» **Problem to work on**
Every line that holds "this" should be shown.

Figure collection entries

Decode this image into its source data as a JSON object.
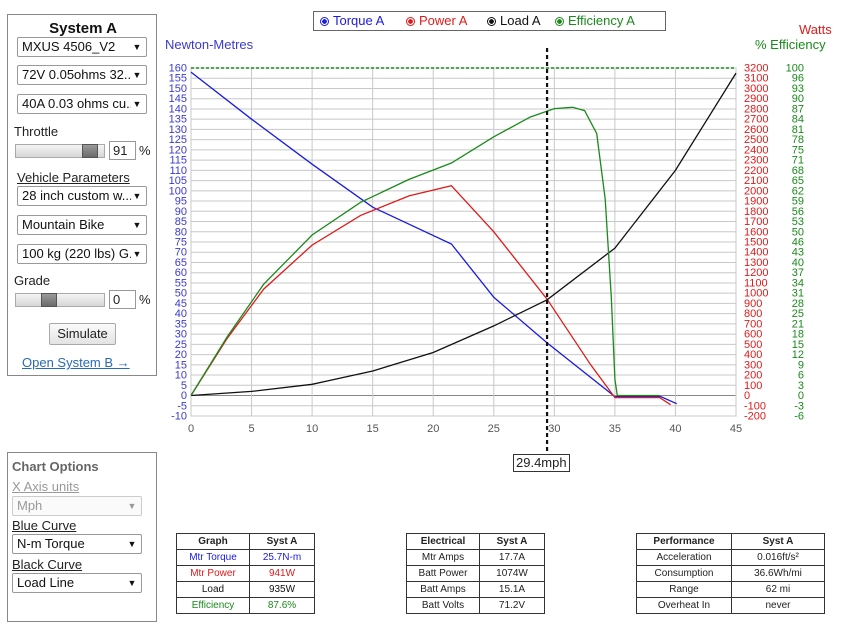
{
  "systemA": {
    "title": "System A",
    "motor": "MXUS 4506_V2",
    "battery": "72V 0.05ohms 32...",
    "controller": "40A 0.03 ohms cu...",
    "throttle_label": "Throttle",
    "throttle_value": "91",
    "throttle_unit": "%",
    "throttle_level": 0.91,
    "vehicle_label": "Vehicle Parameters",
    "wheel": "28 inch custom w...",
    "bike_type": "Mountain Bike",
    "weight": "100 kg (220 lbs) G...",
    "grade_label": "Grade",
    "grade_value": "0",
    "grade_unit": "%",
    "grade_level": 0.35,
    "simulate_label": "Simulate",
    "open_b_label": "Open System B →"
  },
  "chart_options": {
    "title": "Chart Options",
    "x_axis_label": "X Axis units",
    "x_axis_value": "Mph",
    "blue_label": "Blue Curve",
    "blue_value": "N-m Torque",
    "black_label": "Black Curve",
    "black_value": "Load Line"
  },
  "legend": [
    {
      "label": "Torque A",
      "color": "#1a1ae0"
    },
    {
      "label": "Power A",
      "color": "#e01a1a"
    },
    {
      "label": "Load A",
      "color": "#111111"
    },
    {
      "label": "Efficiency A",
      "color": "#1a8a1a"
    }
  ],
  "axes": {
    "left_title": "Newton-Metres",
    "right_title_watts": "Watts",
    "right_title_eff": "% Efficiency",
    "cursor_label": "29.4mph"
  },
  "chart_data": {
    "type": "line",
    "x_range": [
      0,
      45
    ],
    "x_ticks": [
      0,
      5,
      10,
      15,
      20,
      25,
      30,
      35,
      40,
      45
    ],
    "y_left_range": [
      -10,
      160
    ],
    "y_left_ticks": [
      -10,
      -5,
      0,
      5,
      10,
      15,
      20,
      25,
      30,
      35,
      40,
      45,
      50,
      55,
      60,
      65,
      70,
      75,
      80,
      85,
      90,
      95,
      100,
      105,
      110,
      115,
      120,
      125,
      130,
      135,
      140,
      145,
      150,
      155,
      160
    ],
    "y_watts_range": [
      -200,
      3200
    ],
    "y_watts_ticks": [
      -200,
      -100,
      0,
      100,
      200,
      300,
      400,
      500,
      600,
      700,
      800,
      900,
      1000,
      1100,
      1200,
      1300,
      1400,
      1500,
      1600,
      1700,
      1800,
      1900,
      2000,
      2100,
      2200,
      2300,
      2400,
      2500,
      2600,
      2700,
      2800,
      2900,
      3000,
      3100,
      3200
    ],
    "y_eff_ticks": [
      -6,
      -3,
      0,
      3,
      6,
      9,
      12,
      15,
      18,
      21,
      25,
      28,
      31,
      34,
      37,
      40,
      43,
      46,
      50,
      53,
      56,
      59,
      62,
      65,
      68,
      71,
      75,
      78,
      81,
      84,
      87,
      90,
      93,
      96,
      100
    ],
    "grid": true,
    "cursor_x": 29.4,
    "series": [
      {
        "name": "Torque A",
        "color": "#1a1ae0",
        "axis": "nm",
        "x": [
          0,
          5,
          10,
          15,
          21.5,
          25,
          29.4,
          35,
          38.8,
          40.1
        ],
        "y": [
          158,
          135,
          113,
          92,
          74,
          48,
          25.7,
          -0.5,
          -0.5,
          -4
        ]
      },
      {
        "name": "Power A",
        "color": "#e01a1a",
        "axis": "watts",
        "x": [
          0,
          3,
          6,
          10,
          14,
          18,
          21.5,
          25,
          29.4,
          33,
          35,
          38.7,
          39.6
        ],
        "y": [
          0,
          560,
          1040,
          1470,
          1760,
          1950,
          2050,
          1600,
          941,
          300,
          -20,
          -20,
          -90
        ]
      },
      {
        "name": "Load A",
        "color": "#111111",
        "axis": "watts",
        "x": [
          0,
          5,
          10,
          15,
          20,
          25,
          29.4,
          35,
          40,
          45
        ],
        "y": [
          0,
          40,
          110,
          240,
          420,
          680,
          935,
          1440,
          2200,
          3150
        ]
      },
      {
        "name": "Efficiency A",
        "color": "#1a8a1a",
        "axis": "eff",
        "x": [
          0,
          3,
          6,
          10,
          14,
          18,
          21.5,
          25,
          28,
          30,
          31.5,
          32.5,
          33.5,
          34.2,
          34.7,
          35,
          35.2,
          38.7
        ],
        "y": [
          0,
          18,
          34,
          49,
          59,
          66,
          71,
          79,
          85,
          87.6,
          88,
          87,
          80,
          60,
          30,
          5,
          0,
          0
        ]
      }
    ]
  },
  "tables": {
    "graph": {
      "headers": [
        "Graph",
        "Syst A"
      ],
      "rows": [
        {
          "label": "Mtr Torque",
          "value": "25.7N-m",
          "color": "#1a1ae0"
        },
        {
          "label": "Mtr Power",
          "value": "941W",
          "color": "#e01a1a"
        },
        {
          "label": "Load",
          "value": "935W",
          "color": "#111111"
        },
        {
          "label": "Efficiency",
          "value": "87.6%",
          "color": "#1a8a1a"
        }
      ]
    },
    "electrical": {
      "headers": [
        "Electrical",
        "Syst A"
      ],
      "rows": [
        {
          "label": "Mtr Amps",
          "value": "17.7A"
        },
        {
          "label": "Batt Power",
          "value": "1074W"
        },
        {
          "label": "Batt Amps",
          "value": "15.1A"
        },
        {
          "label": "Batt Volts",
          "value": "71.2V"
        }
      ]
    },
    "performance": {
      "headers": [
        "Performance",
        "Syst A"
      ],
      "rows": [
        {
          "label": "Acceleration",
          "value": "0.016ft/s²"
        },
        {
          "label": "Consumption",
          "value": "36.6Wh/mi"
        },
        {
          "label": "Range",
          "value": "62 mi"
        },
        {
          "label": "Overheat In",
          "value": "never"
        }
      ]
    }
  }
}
* * *
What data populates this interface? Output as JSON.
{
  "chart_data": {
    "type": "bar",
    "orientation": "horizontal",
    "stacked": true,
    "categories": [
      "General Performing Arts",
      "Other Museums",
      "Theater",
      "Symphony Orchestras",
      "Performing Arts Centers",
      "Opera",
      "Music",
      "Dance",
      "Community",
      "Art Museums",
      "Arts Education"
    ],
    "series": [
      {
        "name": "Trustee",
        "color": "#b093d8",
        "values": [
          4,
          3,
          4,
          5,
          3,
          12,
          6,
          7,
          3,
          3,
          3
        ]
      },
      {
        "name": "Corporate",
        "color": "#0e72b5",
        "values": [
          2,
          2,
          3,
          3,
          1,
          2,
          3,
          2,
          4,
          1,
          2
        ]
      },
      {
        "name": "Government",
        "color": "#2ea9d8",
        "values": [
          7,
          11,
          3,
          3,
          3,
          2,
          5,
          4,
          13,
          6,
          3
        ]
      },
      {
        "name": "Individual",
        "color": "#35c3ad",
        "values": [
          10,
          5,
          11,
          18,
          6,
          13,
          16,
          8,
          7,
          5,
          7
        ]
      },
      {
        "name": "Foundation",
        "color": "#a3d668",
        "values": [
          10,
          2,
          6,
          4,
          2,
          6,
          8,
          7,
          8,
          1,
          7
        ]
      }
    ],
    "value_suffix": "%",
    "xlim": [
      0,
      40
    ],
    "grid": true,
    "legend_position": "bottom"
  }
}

» **Task solution**
Decode this image into its source data as a JSON object.
What data populates this interface? Output as JSON.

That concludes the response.